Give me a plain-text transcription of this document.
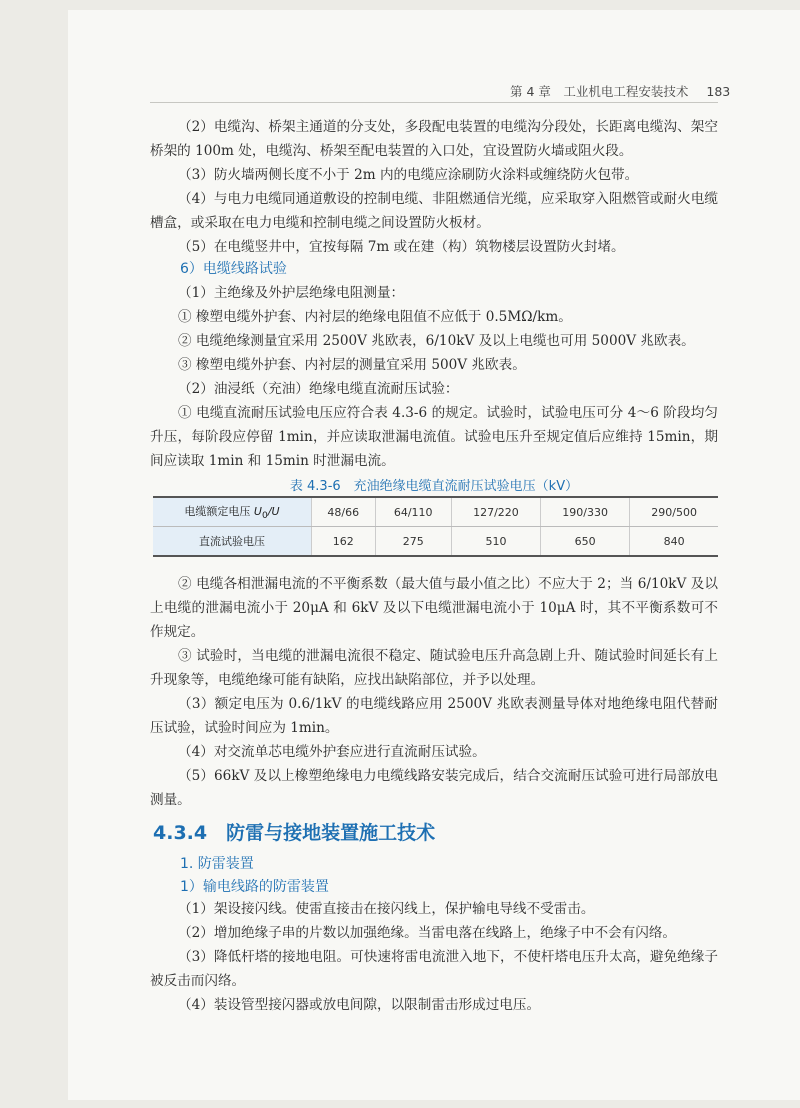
第 4 章　工业机电工程安装技术 183
（2）电缆沟、桥架主通道的分支处，多段配电装置的电缆沟分段处，长距离电缆沟、架空桥架的 100m 处，电缆沟、桥架至配电装置的入口处，宜设置防火墙或阻火段。
（3）防火墙两侧长度不小于 2m 内的电缆应涂刷防火涂料或缠绕防火包带。
（4）与电力电缆同通道敷设的控制电缆、非阻燃通信光缆，应采取穿入阻燃管或耐火电缆槽盒，或采取在电力电缆和控制电缆之间设置防火板材。
（5）在电缆竖井中，宜按每隔 7m 或在建（构）筑物楼层设置防火封堵。
6）电缆线路试验
（1）主绝缘及外护层绝缘电阻测量：
① 橡塑电缆外护套、内衬层的绝缘电阻值不应低于 0.5MΩ/km。
② 电缆绝缘测量宜采用 2500V 兆欧表，6/10kV 及以上电缆也可用 5000V 兆欧表。
③ 橡塑电缆外护套、内衬层的测量宜采用 500V 兆欧表。
（2）油浸纸（充油）绝缘电缆直流耐压试验：
① 电缆直流耐压试验电压应符合表 4.3-6 的规定。试验时，试验电压可分 4～6 阶段均匀升压，每阶段应停留 1min，并应读取泄漏电流值。试验电压升至规定值后应维持 15min，期间应读取 1min 和 15min 时泄漏电流。
表 4.3-6　充油绝缘电缆直流耐压试验电压（kV）
电缆额定电压 $U_0/U$	48/66	64/110	127/220	190/330	290/500
直流试验电压	162	275	510	650	840
② 电缆各相泄漏电流的不平衡系数（最大值与最小值之比）不应大于 2；当 6/10kV 及以上电缆的泄漏电流小于 20μA 和 6kV 及以下电缆泄漏电流小于 10μA 时，其不平衡系数可不作规定。
③ 试验时，当电缆的泄漏电流很不稳定、随试验电压升高急剧上升、随试验时间延长有上升现象等，电缆绝缘可能有缺陷，应找出缺陷部位，并予以处理。
（3）额定电压为 0.6/1kV 的电缆线路应用 2500V 兆欧表测量导体对地绝缘电阻代替耐压试验，试验时间应为 1min。
（4）对交流单芯电缆外护套应进行直流耐压试验。
（5）66kV 及以上橡塑绝缘电力电缆线路安装完成后，结合交流耐压试验可进行局部放电测量。
4.3.4　防雷与接地装置施工技术
1. 防雷装置
1）输电线路的防雷装置
（1）架设接闪线。使雷直接击在接闪线上，保护输电导线不受雷击。
（2）增加绝缘子串的片数以加强绝缘。当雷电落在线路上，绝缘子中不会有闪络。
（3）降低杆塔的接地电阻。可快速将雷电流泄入地下，不使杆塔电压升太高，避免绝缘子被反击而闪络。
（4）装设管型接闪器或放电间隙，以限制雷击形成过电压。
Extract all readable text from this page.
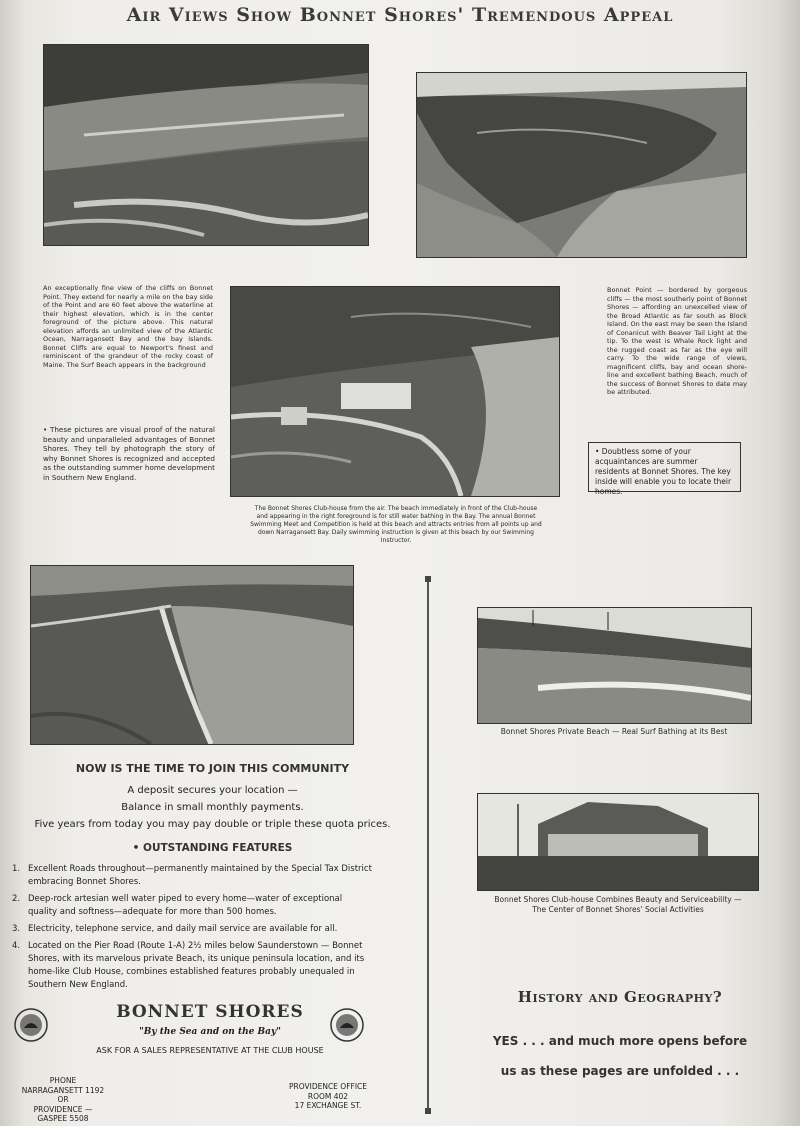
Air Views Show Bonnet Shores' Tremendous Appeal
An exceptionally fine view of the cliffs on Bonnet Point. They extend for nearly a mile on the bay side of the Point and are 60 feet above the waterline at their highest elevation, which is in the center foreground of the picture above. This natural elevation affords an unlimited view of the Atlantic Ocean, Narragansett Bay and the bay islands. Bonnet Cliffs are equal to Newport's finest and reminiscent of the grandeur of the rocky coast of Maine. The Surf Beach appears in the background
• These pictures are visual proof of the natural beauty and unparalleled advantages of Bonnet Shores. They tell by photograph the story of why Bonnet Shores is recognized and accepted as the outstanding summer home development in Southern New England.
Bonnet Point — bordered by gorgeous cliffs — the most southerly point of Bonnet Shores — affording an unexcelled view of the Broad Atlantic as far south as Block Island. On the east may be seen the Island of Conanicut with Beaver Tail Light at the tip. To the west is Whale Rock light and the rugged coast as far as the eye will carry. To the wide range of views, magnificent cliffs, bay and ocean shore-line and excellent bathing Beach, much of the success of Bonnet Shores to date may be attributed.
• Doubtless some of your acquaintances are summer residents at Bonnet Shores. The key inside will enable you to locate their homes.
The Bonnet Shores Club-house from the air. The beach immediately in front of the Club-house and appearing in the right foreground is for still water bathing in the Bay. The annual Bonnet Swimming Meet and Competition is held at this beach and attracts entries from all points up and down Narragansett Bay. Daily swimming instruction is given at this beach by our Swimming Instructor.
NOW IS THE TIME TO JOIN THIS COMMUNITY
A deposit secures your location —
Balance in small monthly payments.
Five years from today you may pay double or triple these quota prices.
• OUTSTANDING FEATURES
1. Excellent Roads throughout—permanently maintained by the Special Tax District embracing Bonnet Shores.
2. Deep-rock artesian well water piped to every home—water of exceptional quality and softness—adequate for more than 500 homes.
3. Electricity, telephone service, and daily mail service are available for all.
4. Located on the Pier Road (Route 1-A) 2½ miles below Saunderstown — Bonnet Shores, with its marvelous private Beach, its unique peninsula location, and its home-like Club House, combines established features probably unequaled in Southern New England.
BONNET SHORES
"By the Sea and on the Bay"
ASK FOR A SALES REPRESENTATIVE AT THE CLUB HOUSE
PHONE
NARRAGANSETT 1192
OR
PROVIDENCE —
GASPEE 5508
PROVIDENCE OFFICE
ROOM 402
17 EXCHANGE ST.
Bonnet Shores Private Beach — Real Surf Bathing at its Best
Bonnet Shores Club-house Combines Beauty and Serviceability —
The Center of Bonnet Shores' Social Activities
History and Geography?
YES . . . and much more opens before
us as these pages are unfolded . . .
######
# PROBLEM
Only the number is wanted: how many lines contain the string "your"?

# WRITTEN RESPONSE
2